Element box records
::::

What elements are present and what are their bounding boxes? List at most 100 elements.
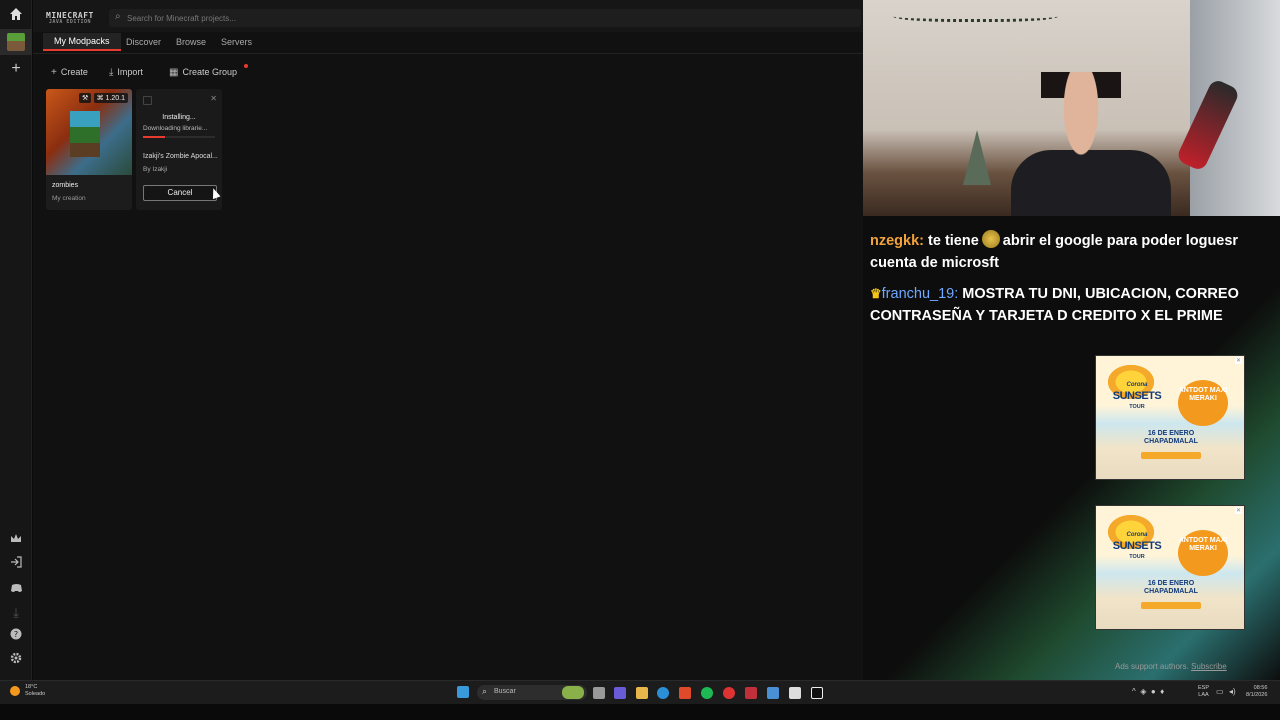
taskbar-search[interactable]: ⌕ Buscar (477, 685, 587, 700)
select-checkbox[interactable] (143, 96, 152, 105)
task-view-icon[interactable] (593, 687, 605, 699)
chat-username: nzegkk: (870, 233, 924, 249)
network-icon[interactable]: ◈ (1140, 687, 1146, 696)
ad-banner[interactable]: Corona SUNSETS TOUR ANTDOT MAXI MERAKI 1… (1095, 355, 1245, 480)
windows-taskbar: 18°C Soleado ⌕ Buscar ^ ◈ ● ♦ ESP LAA ▭ … (0, 680, 1280, 704)
language-indicator[interactable]: ESP LAA (1198, 685, 1209, 699)
tab-browse[interactable]: Browse (176, 37, 206, 47)
modpack-author: By Izakji (143, 166, 168, 173)
create-group-button[interactable]: ▦ Create Group (169, 67, 237, 78)
ad-close-icon[interactable]: ✕ (1234, 357, 1242, 364)
download-icon[interactable]: ⤓ (8, 605, 24, 621)
import-button[interactable]: ⤓ Import (109, 67, 143, 78)
search-icon: ⌕ (115, 11, 121, 22)
chat-messages: nzegkk: te tiene abrir el google para pod… (870, 230, 1280, 336)
start-icon[interactable] (457, 686, 469, 698)
ad-title: SUNSETS (1112, 540, 1162, 552)
curseforge-icon[interactable] (811, 687, 823, 699)
emote-icon (981, 230, 1000, 248)
plus-icon[interactable]: + (8, 61, 24, 77)
minecraft-logo: MINECRAFT JAVA EDITION (46, 11, 94, 26)
crown-badge-icon: ♛ (870, 286, 882, 301)
crown-icon[interactable] (8, 531, 24, 547)
ad-brand: Corona (1126, 532, 1148, 538)
system-tray[interactable]: ^ ◈ ● ♦ (1132, 687, 1164, 696)
obs-icon[interactable] (723, 687, 735, 699)
screen: + ⤓ ? MINECRAFT JAVA EDITION ⌕ Search fo… (0, 0, 1280, 720)
minecraft-character-image (70, 111, 100, 157)
launcher-app: MINECRAFT JAVA EDITION ⌕ My Modpacks Dis… (33, 0, 863, 680)
gear-icon[interactable] (8, 652, 24, 668)
notepad-icon[interactable] (767, 687, 779, 699)
group-icon: ▦ (169, 67, 179, 78)
search-icon: ⌕ (482, 686, 488, 696)
discord-icon[interactable] (8, 581, 24, 597)
stream-overlay: nzegkk: te tiene abrir el google para pod… (863, 0, 1280, 680)
chat-message: nzegkk: te tiene abrir el google para pod… (870, 230, 1280, 274)
ad-cta-button[interactable] (1141, 452, 1201, 459)
ad-brand: Corona (1126, 382, 1148, 388)
chat-text: abrir el google para poder loguesr cuent… (870, 233, 1239, 271)
webcam-feed (863, 0, 1280, 216)
chat-username: franchu_19: (881, 286, 959, 302)
chat-message: ♛franchu_19: MOSTRA TU DNI, UBICACION, C… (870, 283, 1280, 327)
teams-icon[interactable] (614, 687, 626, 699)
ad-banner[interactable]: Corona SUNSETS TOUR ANTDOT MAXI MERAKI 1… (1095, 505, 1245, 630)
christmas-tree-decoration (963, 130, 991, 185)
modpack-thumbnail: ⚒ ⌘ 1.20.1 (46, 89, 132, 175)
volume-icon[interactable]: ◂) (1229, 687, 1236, 696)
ad-tour: TOUR (1129, 554, 1145, 560)
subscribe-link[interactable]: Subscribe (1191, 662, 1227, 671)
modpack-name: Izakji's Zombie Apocal... (143, 153, 218, 160)
svg-text:?: ? (14, 630, 18, 639)
version-badge: ⌘ 1.20.1 (93, 93, 128, 103)
install-progress-bar (143, 136, 215, 138)
weather-desc: Soleado (25, 691, 46, 697)
modpack-card-zombies[interactable]: ⚒ ⌘ 1.20.1 zombies My creation (46, 89, 132, 210)
login-icon[interactable] (8, 556, 24, 572)
mic-icon[interactable]: ♦ (1160, 687, 1164, 696)
chat-text: te tiene (928, 233, 979, 249)
edge-icon[interactable] (657, 687, 669, 699)
app-icon[interactable] (745, 687, 757, 699)
install-status: Installing... (162, 114, 196, 121)
ad-tour: TOUR (1129, 404, 1145, 410)
brave-icon[interactable] (679, 687, 691, 699)
ad-cta-button[interactable] (1141, 602, 1201, 609)
controller-icon: ⌘ (96, 95, 106, 102)
search-bar[interactable]: ⌕ (109, 9, 861, 27)
create-button[interactable]: + Create (51, 67, 88, 78)
modpack-subtitle: My creation (52, 195, 86, 202)
install-progress-fill (143, 136, 165, 138)
clock[interactable]: 08:56 8/1/2026 (1246, 685, 1267, 699)
plus-icon: + (51, 67, 57, 78)
clock-time: 08:56 (1253, 685, 1268, 691)
modpack-card-installing[interactable]: ✕ Installing... Downloading librarie... … (136, 89, 222, 210)
chevron-up-icon[interactable]: ^ (1132, 687, 1136, 696)
chrome-icon[interactable]: ● (1151, 687, 1156, 696)
monitor-icon[interactable]: ▭ (1216, 687, 1224, 696)
search-input[interactable] (127, 11, 527, 25)
search-highlight-image (562, 686, 584, 699)
tab-servers[interactable]: Servers (221, 37, 252, 47)
bottom-strip (0, 704, 1280, 720)
ads-footer: Ads support authors. Subscribe (1115, 662, 1227, 671)
tab-discover[interactable]: Discover (126, 37, 161, 47)
pin-icon[interactable]: ✕ (210, 94, 217, 103)
clock-date: 8/1/2026 (1246, 692, 1268, 698)
file-explorer-icon[interactable] (636, 687, 648, 699)
minecraft-icon[interactable] (7, 33, 25, 51)
ad-close-icon[interactable]: ✕ (1234, 507, 1242, 514)
weather-temp: 18°C (25, 684, 38, 690)
tab-my-modpacks[interactable]: My Modpacks (43, 33, 121, 51)
help-icon[interactable]: ? (8, 628, 24, 644)
calendar-icon[interactable] (789, 687, 801, 699)
home-icon[interactable] (8, 7, 24, 23)
cancel-button[interactable]: Cancel (143, 185, 217, 201)
import-icon: ⤓ (109, 67, 114, 78)
weather-sun-icon[interactable] (10, 686, 20, 696)
streamer-head (1041, 72, 1121, 216)
spotify-icon[interactable] (701, 687, 713, 699)
weather-widget[interactable]: 18°C Soleado (25, 684, 45, 698)
ads-footer-text: Ads support authors. (1115, 662, 1189, 671)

::::

Exercise requirements → Return every line of the material above verbatim, leaving out the pictures.

Task output →
What elements are present and what are their bounding boxes? List at most 100 elements.
taskbar-search[interactable]: ⌕ Buscar (477, 685, 587, 700)
select-checkbox[interactable] (143, 96, 152, 105)
task-view-icon[interactable] (593, 687, 605, 699)
chat-username: nzegkk: (870, 233, 924, 249)
network-icon[interactable]: ◈ (1140, 687, 1146, 696)
ad-banner[interactable]: Corona SUNSETS TOUR ANTDOT MAXI MERAKI 1… (1095, 355, 1245, 480)
windows-taskbar: 18°C Soleado ⌕ Buscar ^ ◈ ● ♦ ESP LAA ▭ … (0, 680, 1280, 704)
language-indicator[interactable]: ESP LAA (1198, 685, 1209, 699)
tab-browse[interactable]: Browse (176, 37, 206, 47)
modpack-author: By Izakji (143, 166, 168, 173)
create-group-button[interactable]: ▦ Create Group (169, 67, 237, 78)
ad-close-icon[interactable]: ✕ (1234, 357, 1242, 364)
download-icon[interactable]: ⤓ (8, 605, 24, 621)
import-button[interactable]: ⤓ Import (109, 67, 143, 78)
search-icon: ⌕ (115, 11, 121, 22)
chat-messages: nzegkk: te tiene abrir el google para pod… (870, 230, 1280, 336)
start-icon[interactable] (457, 686, 469, 698)
ad-title: SUNSETS (1112, 540, 1162, 552)
curseforge-icon[interactable] (811, 687, 823, 699)
emote-icon (981, 230, 1000, 248)
plus-icon[interactable]: + (8, 61, 24, 77)
minecraft-logo: MINECRAFT JAVA EDITION (46, 11, 94, 26)
crown-badge-icon: ♛ (870, 286, 882, 301)
crown-icon[interactable] (8, 531, 24, 547)
ad-brand: Corona (1126, 532, 1148, 538)
system-tray[interactable]: ^ ◈ ● ♦ (1132, 687, 1164, 696)
obs-icon[interactable] (723, 687, 735, 699)
screen: + ⤓ ? MINECRAFT JAVA EDITION ⌕ Search fo… (0, 0, 1280, 720)
minecraft-character-image (70, 111, 100, 157)
launcher-app: MINECRAFT JAVA EDITION ⌕ My Modpacks Dis… (33, 0, 863, 680)
gear-icon[interactable] (8, 652, 24, 668)
notepad-icon[interactable] (767, 687, 779, 699)
group-icon: ▦ (169, 67, 179, 78)
search-icon: ⌕ (482, 686, 488, 696)
discord-icon[interactable] (8, 581, 24, 597)
stream-overlay: nzegkk: te tiene abrir el google para pod… (863, 0, 1280, 680)
chat-message: nzegkk: te tiene abrir el google para pod… (870, 230, 1280, 274)
ad-cta-button[interactable] (1141, 452, 1201, 459)
ad-brand: Corona (1126, 382, 1148, 388)
chat-text: abrir el google para poder loguesr cuent… (870, 233, 1239, 271)
webcam-feed (863, 0, 1280, 216)
chat-username: franchu_19: (881, 286, 959, 302)
chat-message: ♛franchu_19: MOSTRA TU DNI, UBICACION, C… (870, 283, 1280, 327)
teams-icon[interactable] (614, 687, 626, 699)
ad-banner[interactable]: Corona SUNSETS TOUR ANTDOT MAXI MERAKI 1… (1095, 505, 1245, 630)
christmas-tree-decoration (963, 130, 991, 185)
modpack-thumbnail: ⚒ ⌘ 1.20.1 (46, 89, 132, 175)
volume-icon[interactable]: ◂) (1229, 687, 1236, 696)
ad-tour: TOUR (1129, 554, 1145, 560)
subscribe-link[interactable]: Subscribe (1191, 662, 1227, 671)
modpack-name: Izakji's Zombie Apocal... (143, 153, 218, 160)
svg-text:?: ? (14, 630, 18, 639)
version-badge: ⌘ 1.20.1 (93, 93, 128, 103)
install-progress-bar (143, 136, 215, 138)
weather-desc: Soleado (25, 691, 46, 697)
modpack-card-zombies[interactable]: ⚒ ⌘ 1.20.1 zombies My creation (46, 89, 132, 210)
login-icon[interactable] (8, 556, 24, 572)
mic-icon[interactable]: ♦ (1160, 687, 1164, 696)
chat-text: te tiene (928, 233, 979, 249)
edge-icon[interactable] (657, 687, 669, 699)
app-icon[interactable] (745, 687, 757, 699)
install-status: Installing... (162, 114, 196, 121)
ad-tour: TOUR (1129, 404, 1145, 410)
brave-icon[interactable] (679, 687, 691, 699)
ad-cta-button[interactable] (1141, 602, 1201, 609)
controller-icon: ⌘ (96, 95, 106, 102)
search-bar[interactable]: ⌕ (109, 9, 861, 27)
create-button[interactable]: + Create (51, 67, 88, 78)
modpack-subtitle: My creation (52, 195, 86, 202)
install-progress-fill (143, 136, 165, 138)
clock[interactable]: 08:56 8/1/2026 (1246, 685, 1267, 699)
plus-icon: + (51, 67, 57, 78)
clock-time: 08:56 (1253, 685, 1268, 691)
modpack-card-installing[interactable]: ✕ Installing... Downloading librarie... … (136, 89, 222, 210)
chevron-up-icon[interactable]: ^ (1132, 687, 1136, 696)
chrome-icon[interactable]: ● (1151, 687, 1156, 696)
monitor-icon[interactable]: ▭ (1216, 687, 1224, 696)
search-input[interactable] (127, 11, 527, 25)
search-highlight-image (562, 686, 584, 699)
tab-servers[interactable]: Servers (221, 37, 252, 47)
bottom-strip (0, 704, 1280, 720)
ads-footer: Ads support authors. Subscribe (1115, 662, 1227, 671)
tab-discover[interactable]: Discover (126, 37, 161, 47)
pin-icon[interactable]: ✕ (210, 94, 217, 103)
clock-date: 8/1/2026 (1246, 692, 1268, 698)
file-explorer-icon[interactable] (636, 687, 648, 699)
minecraft-icon[interactable] (7, 33, 25, 51)
ad-close-icon[interactable]: ✕ (1234, 507, 1242, 514)
weather-temp: 18°C (25, 684, 38, 690)
tab-my-modpacks[interactable]: My Modpacks (43, 33, 121, 51)
help-icon[interactable]: ? (8, 628, 24, 644)
calendar-icon[interactable] (789, 687, 801, 699)
home-icon[interactable] (8, 7, 24, 23)
cancel-button[interactable]: Cancel (143, 185, 217, 201)
import-icon: ⤓ (109, 67, 114, 78)
weather-sun-icon[interactable] (10, 686, 20, 696)
streamer-head (1041, 72, 1121, 216)
spotify-icon[interactable] (701, 687, 713, 699)
weather-widget[interactable]: 18°C Soleado (25, 684, 45, 698)
ads-footer-text: Ads support authors. (1115, 662, 1189, 671)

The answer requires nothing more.